从巴金的《说真话》开始,新时期至今的散文创作,逐步从“颂歌时代”(1949—1966)及杨朔、秦牧、刘白羽三家范型中解放出来,而且在散文走向振兴与繁荣的同时,捆束创作的旧理念也得以解脱,逐步重建健康、科学的散文美学。事实上,相较小说与诗,散文理论是很贫乏的。关于散文的理论研究的确存在很多空白与盲区,而其中关于旧散文美学如何被颠覆,新美学又如何在创作实践中演绎与重建,就是一个尚未深入探讨的、关于理念自觉与文体自觉的问题。本章试图在广阔的散文发展的历史背景上,列举最有理念个案意义的三位作家之新范型,进行考察与细读。从中,读者就可以大体看出40年间散文美学重建的嬗变与转型。需要特别说明的是,列举韩小蕙、赵丽宏、叶兆言此三家,是因为他们的散文特有理念嬗变的维度及导向性意义。笔者认为,这种散点扫描式的探究,对散文美学重建的认知具有理论与实践的价值。

--- --- ---

*任务说明*:
根据上面关于新时期散文美学的文字回答:
(a) 文中标注的“颂歌时代”起止年份是什么?
(b) 与小说和诗相比,文中怎样评价散文理论?
(c) 本章列举了哪三位作家?

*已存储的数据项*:
--- --- ---

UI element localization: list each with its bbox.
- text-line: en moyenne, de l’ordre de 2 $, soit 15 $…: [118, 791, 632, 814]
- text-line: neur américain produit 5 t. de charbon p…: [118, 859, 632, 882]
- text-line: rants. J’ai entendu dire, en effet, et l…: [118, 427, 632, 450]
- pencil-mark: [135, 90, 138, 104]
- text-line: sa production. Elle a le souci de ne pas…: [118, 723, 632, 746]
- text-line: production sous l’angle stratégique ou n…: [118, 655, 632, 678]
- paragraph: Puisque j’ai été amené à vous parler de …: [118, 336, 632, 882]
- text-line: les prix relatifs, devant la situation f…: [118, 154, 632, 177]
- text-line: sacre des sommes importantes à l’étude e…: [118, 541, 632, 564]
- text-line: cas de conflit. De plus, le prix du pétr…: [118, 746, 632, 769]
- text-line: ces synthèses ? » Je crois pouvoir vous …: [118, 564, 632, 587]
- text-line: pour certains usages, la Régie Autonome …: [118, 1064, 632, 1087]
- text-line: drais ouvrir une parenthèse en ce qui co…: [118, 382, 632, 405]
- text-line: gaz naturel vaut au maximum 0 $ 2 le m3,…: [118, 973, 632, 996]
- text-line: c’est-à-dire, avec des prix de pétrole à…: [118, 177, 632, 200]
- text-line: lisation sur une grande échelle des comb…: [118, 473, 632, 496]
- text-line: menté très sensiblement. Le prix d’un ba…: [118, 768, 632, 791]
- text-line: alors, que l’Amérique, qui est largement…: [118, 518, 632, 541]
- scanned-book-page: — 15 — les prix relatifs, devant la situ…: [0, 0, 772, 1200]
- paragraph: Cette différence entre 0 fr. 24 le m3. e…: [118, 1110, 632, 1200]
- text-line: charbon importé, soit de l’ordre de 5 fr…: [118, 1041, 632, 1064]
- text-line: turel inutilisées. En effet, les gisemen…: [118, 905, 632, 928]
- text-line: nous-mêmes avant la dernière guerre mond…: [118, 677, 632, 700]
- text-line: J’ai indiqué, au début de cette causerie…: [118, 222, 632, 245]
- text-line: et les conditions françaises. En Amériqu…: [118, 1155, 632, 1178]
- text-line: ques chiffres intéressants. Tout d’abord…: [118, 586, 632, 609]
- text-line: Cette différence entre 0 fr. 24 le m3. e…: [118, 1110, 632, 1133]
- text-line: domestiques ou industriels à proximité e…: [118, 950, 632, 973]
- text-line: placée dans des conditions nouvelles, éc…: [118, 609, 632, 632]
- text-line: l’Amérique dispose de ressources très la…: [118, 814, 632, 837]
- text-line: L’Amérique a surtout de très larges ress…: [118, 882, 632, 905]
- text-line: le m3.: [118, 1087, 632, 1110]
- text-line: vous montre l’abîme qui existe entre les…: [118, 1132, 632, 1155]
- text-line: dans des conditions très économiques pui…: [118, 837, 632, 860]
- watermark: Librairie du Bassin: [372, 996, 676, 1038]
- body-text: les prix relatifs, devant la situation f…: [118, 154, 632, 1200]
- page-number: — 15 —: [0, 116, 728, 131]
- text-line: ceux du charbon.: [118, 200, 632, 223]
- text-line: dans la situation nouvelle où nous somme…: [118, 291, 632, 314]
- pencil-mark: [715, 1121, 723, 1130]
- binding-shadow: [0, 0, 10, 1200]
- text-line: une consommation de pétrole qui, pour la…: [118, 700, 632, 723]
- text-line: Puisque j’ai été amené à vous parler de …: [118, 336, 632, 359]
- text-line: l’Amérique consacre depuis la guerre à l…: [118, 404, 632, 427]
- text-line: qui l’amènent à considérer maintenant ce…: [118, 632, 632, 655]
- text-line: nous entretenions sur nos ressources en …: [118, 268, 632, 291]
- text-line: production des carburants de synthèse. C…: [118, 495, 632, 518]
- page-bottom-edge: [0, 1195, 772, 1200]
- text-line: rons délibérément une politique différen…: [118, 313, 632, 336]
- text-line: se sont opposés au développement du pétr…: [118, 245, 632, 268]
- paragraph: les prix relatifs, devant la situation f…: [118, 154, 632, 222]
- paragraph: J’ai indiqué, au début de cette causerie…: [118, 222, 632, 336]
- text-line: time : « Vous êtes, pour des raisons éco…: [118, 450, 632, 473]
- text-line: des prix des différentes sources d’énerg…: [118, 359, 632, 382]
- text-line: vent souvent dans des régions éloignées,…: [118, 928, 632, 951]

--- --- ---

*本题答案*:
(a) 1949—1966
(b) 散文理论很贫乏。
(c) 韩小蕙、赵丽宏、叶兆言